[Start Material to process]
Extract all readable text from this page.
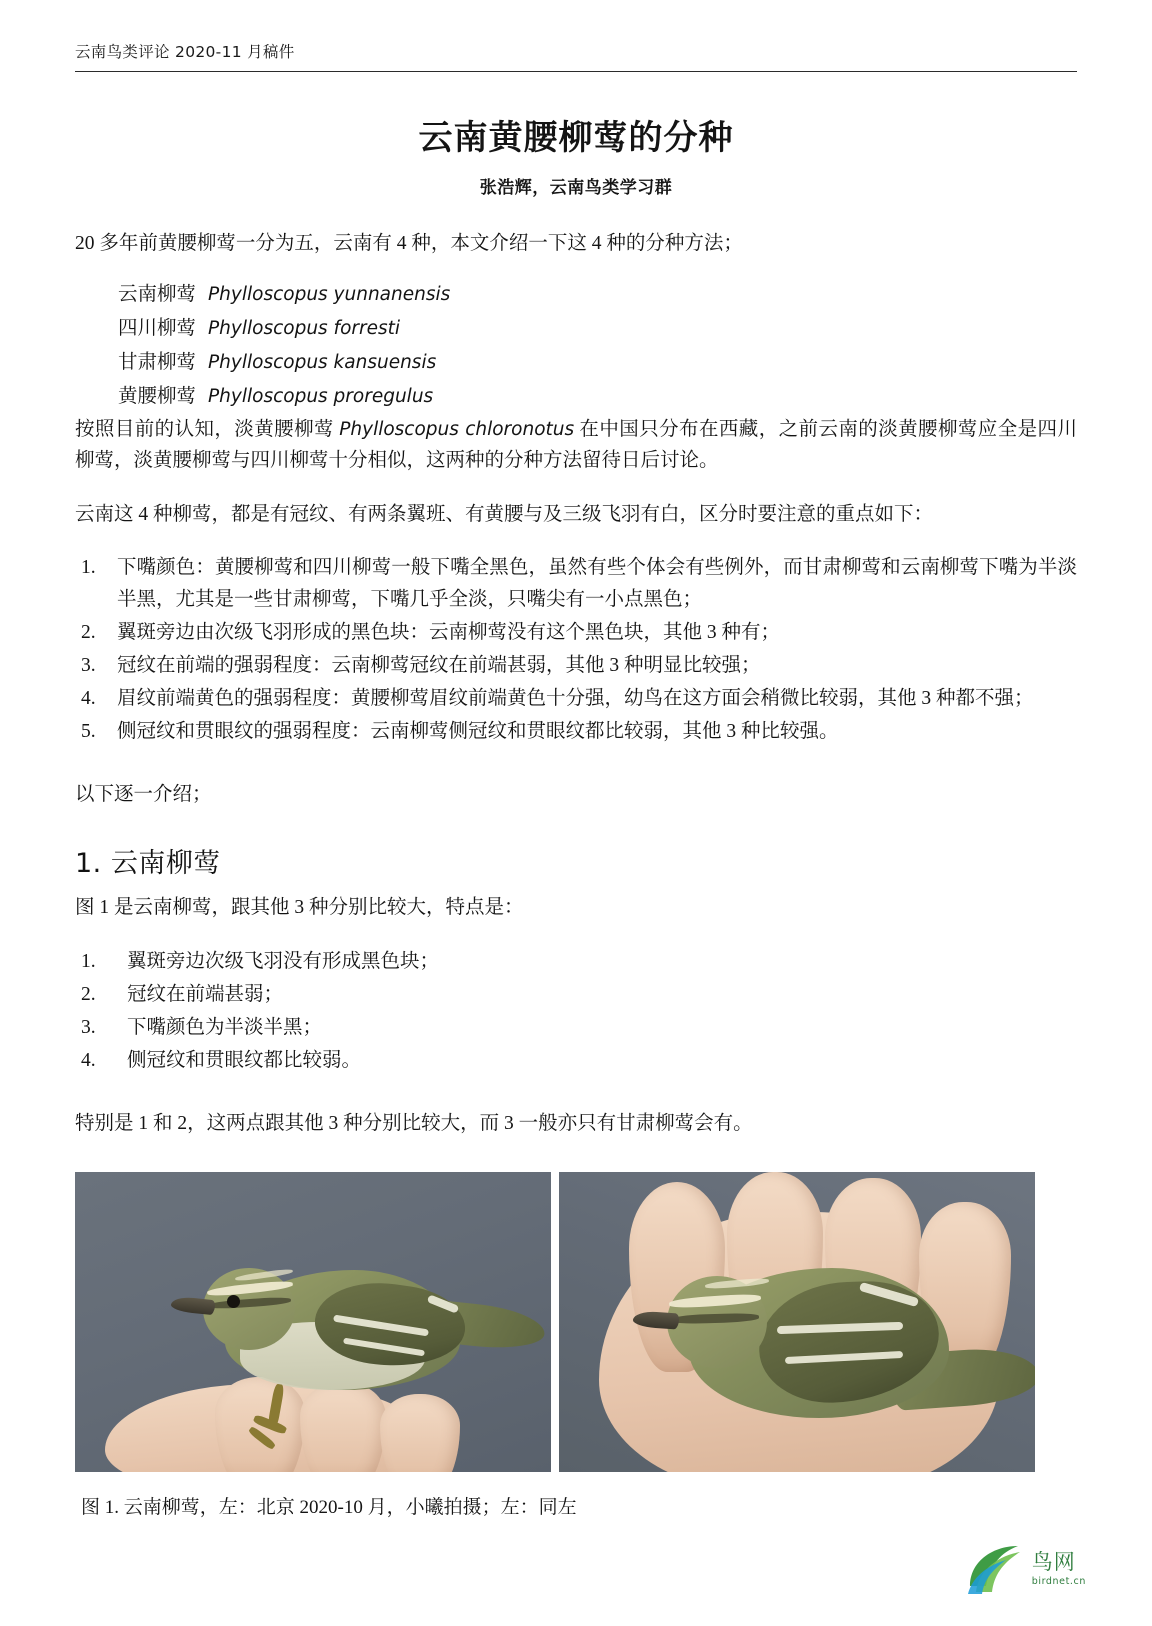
云南鸟类评论 2020-11 月稿件
云南黄腰柳莺的分种
张浩辉，云南鸟类学习群

20 多年前黄腰柳莺一分为五，云南有 4 种，本文介绍一下这 4 种的分种方法；

云南柳莺 Phylloscopus yunnanensis
四川柳莺 Phylloscopus forresti
甘肃柳莺 Phylloscopus kansuensis
黄腰柳莺 Phylloscopus proregulus

按照目前的认知，淡黄腰柳莺 Phylloscopus chloronotus 在中国只分布在西藏，之前云南的淡黄腰柳莺应全是四川柳莺，淡黄腰柳莺与四川柳莺十分相似，这两种的分种方法留待日后讨论。

云南这 4 种柳莺，都是有冠纹、有两条翼班、有黄腰与及三级飞羽有白，区分时要注意的重点如下：

1.	下嘴颜色：黄腰柳莺和四川柳莺一般下嘴全黑色，虽然有些个体会有些例外，而甘肃柳莺和云南柳莺下嘴为半淡半黑，尤其是一些甘肃柳莺，下嘴几乎全淡，只嘴尖有一小点黑色；
2.	翼斑旁边由次级飞羽形成的黑色块：云南柳莺没有这个黑色块，其他 3 种有；
3.	冠纹在前端的强弱程度：云南柳莺冠纹在前端甚弱，其他 3 种明显比较强；
4.	眉纹前端黄色的强弱程度：黄腰柳莺眉纹前端黄色十分强，幼鸟在这方面会稍微比较弱，其他 3 种都不强；
5.	侧冠纹和贯眼纹的强弱程度：云南柳莺侧冠纹和贯眼纹都比较弱，其他 3 种比较强。

以下逐一介绍；

1. 云南柳莺

图 1 是云南柳莺，跟其他 3 种分别比较大，特点是：

1.	翼斑旁边次级飞羽没有形成黑色块；
2.	冠纹在前端甚弱；
3.	下嘴颜色为半淡半黑；
4.	侧冠纹和贯眼纹都比较弱。

特别是 1 和 2，这两点跟其他 3 种分别比较大，而 3 一般亦只有甘肃柳莺会有。

图 1. 云南柳莺，左：北京 2020-10 月，小曦拍摄；左：同左
鸟网
birdnet.cn
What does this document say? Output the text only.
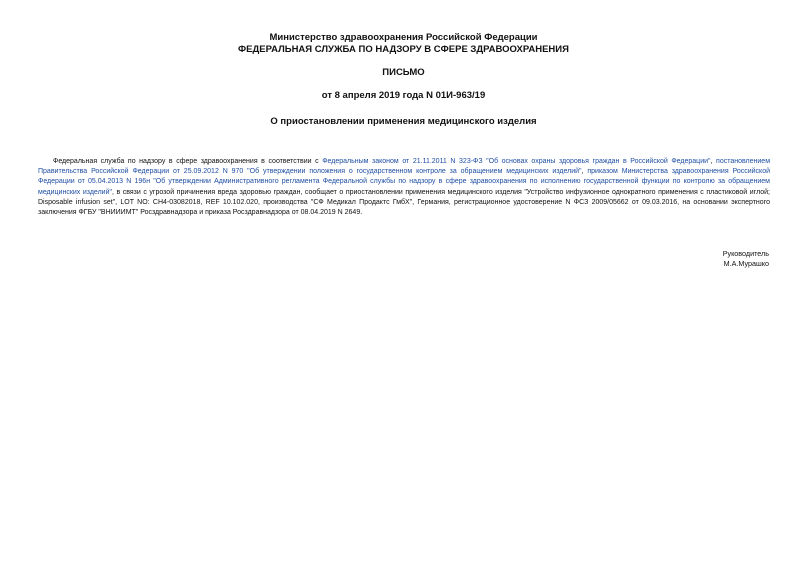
Министерство здравоохранения Российской Федерации
ФЕДЕРАЛЬНАЯ СЛУЖБА ПО НАДЗОРУ В СФЕРЕ ЗДРАВООХРАНЕНИЯ
ПИСЬМО
от 8 апреля 2019 года N 01И-963/19
О приостановлении применения медицинского изделия
Федеральная служба по надзору в сфере здравоохранения в соответствии с Федеральным законом от 21.11.2011 N 323-ФЗ "Об основах охраны здоровья граждан в Российской Федерации", постановлением Правительства Российской Федерации от 25.09.2012 N 970 "Об утверждении положения о государственном контроле за обращением медицинских изделий", приказом Министерства здравоохранения Российской Федерации от 05.04.2013 N 196н "Об утверждении Административного регламента Федеральной службы по надзору в сфере здравоохранения по исполнению государственной функции по контролю за обращением медицинских изделий", в связи с угрозой причинения вреда здоровью граждан, сообщает о приостановлении применения медицинского изделия "Устройство инфузионное однократного применения с пластиковой иглой; Disposable infusion set", LOT NO: CH4-03082018, REF 10.102.020, производства "СФ Медикал Продактс ГмбХ", Германия, регистрационное удостоверение N ФСЗ 2009/05662 от 09.03.2016, на основании экспертного заключения ФГБУ "ВНИИИМТ" Росздравнадзора и приказа Росздравнадзора от 08.04.2019 N 2649.
Руководитель
М.А.Мурашко
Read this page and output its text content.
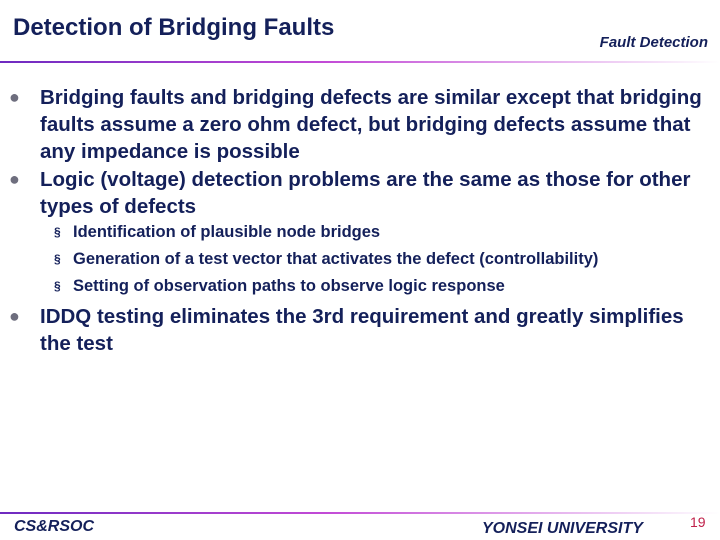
Detection of Bridging Faults
Fault Detection
● Bridging faults and bridging defects are similar except that bridging faults assume a zero ohm defect, but bridging defects assume that any impedance is possible
● Logic (voltage) detection problems are the same as those for other types of defects
§ Identification of plausible node bridges
§ Generation of a test vector that activates the defect (controllability)
§ Setting of observation paths to observe logic response
● IDDQ testing eliminates the 3rd requirement and greatly simplifies the test
CS&RSOC	YONSEI UNIVERSITY	19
[End Material to process]
* _What the exercise asks_: Copy out each line word for word, please, skipping the images.

* _Worked solution_:
Extract all readable text from this page.
云南鸟类评论 2020-11 月稿件
云南黄腰柳莺的分种
张浩辉，云南鸟类学习群

20 多年前黄腰柳莺一分为五，云南有 4 种，本文介绍一下这 4 种的分种方法；

云南柳莺 Phylloscopus yunnanensis
四川柳莺 Phylloscopus forresti
甘肃柳莺 Phylloscopus kansuensis
黄腰柳莺 Phylloscopus proregulus

按照目前的认知，淡黄腰柳莺 Phylloscopus chloronotus 在中国只分布在西藏，之前云南的淡黄腰柳莺应全是四川柳莺，淡黄腰柳莺与四川柳莺十分相似，这两种的分种方法留待日后讨论。

云南这 4 种柳莺，都是有冠纹、有两条翼班、有黄腰与及三级飞羽有白，区分时要注意的重点如下：

1.	下嘴颜色：黄腰柳莺和四川柳莺一般下嘴全黑色，虽然有些个体会有些例外，而甘肃柳莺和云南柳莺下嘴为半淡半黑，尤其是一些甘肃柳莺，下嘴几乎全淡，只嘴尖有一小点黑色；
2.	翼斑旁边由次级飞羽形成的黑色块：云南柳莺没有这个黑色块，其他 3 种有；
3.	冠纹在前端的强弱程度：云南柳莺冠纹在前端甚弱，其他 3 种明显比较强；
4.	眉纹前端黄色的强弱程度：黄腰柳莺眉纹前端黄色十分强，幼鸟在这方面会稍微比较弱，其他 3 种都不强；
5.	侧冠纹和贯眼纹的强弱程度：云南柳莺侧冠纹和贯眼纹都比较弱，其他 3 种比较强。

以下逐一介绍；

1. 云南柳莺

图 1 是云南柳莺，跟其他 3 种分别比较大，特点是：

1.	翼斑旁边次级飞羽没有形成黑色块；
2.	冠纹在前端甚弱；
3.	下嘴颜色为半淡半黑；
4.	侧冠纹和贯眼纹都比较弱。

特别是 1 和 2，这两点跟其他 3 种分别比较大，而 3 一般亦只有甘肃柳莺会有。

图 1. 云南柳莺，左：北京 2020-10 月，小曦拍摄；左：同左
鸟网
birdnet.cn
What does this document say? Output the text only.
Министерство здравоохранения Российской Федерации
ФЕДЕРАЛЬНАЯ СЛУЖБА ПО НАДЗОРУ В СФЕРЕ ЗДРАВООХРАНЕНИЯ
ПИСЬМО
от 8 апреля 2019 года N 01И-963/19
О приостановлении применения медицинского изделия
Федеральная служба по надзору в сфере здравоохранения в соответствии с Федеральным законом от 21.11.2011 N 323-ФЗ "Об основах охраны здоровья граждан в Российской Федерации", постановлением Правительства Российской Федерации от 25.09.2012 N 970 "Об утверждении положения о государственном контроле за обращением медицинских изделий", приказом Министерства здравоохранения Российской Федерации от 05.04.2013 N 196н "Об утверждении Административного регламента Федеральной службы по надзору в сфере здравоохранения по исполнению государственной функции по контролю за обращением медицинских изделий", в связи с угрозой причинения вреда здоровью граждан, сообщает о приостановлении применения медицинского изделия "Устройство инфузионное однократного применения с пластиковой иглой; Disposable infusion set", LOT NO: CH4-03082018, REF 10.102.020, производства "СФ Медикал Продактс ГмбХ", Германия, регистрационное удостоверение N ФСЗ 2009/05662 от 09.03.2016, на основании экспертного заключения ФГБУ "ВНИИИМТ" Росздравнадзора и приказа Росздравнадзора от 08.04.2019 N 2649.
Руководитель
М.А.Мурашко
Read this page and output its text content.
Detection of Bridging Faults
Fault Detection
● Bridging faults and bridging defects are similar except that bridging faults assume a zero ohm defect, but bridging defects assume that any impedance is possible
● Logic (voltage) detection problems are the same as those for other types of defects
§ Identification of plausible node bridges
§ Generation of a test vector that activates the defect (controllability)
§ Setting of observation paths to observe logic response
● IDDQ testing eliminates the 3rd requirement and greatly simplifies the test
CS&RSOC	YONSEI UNIVERSITY	19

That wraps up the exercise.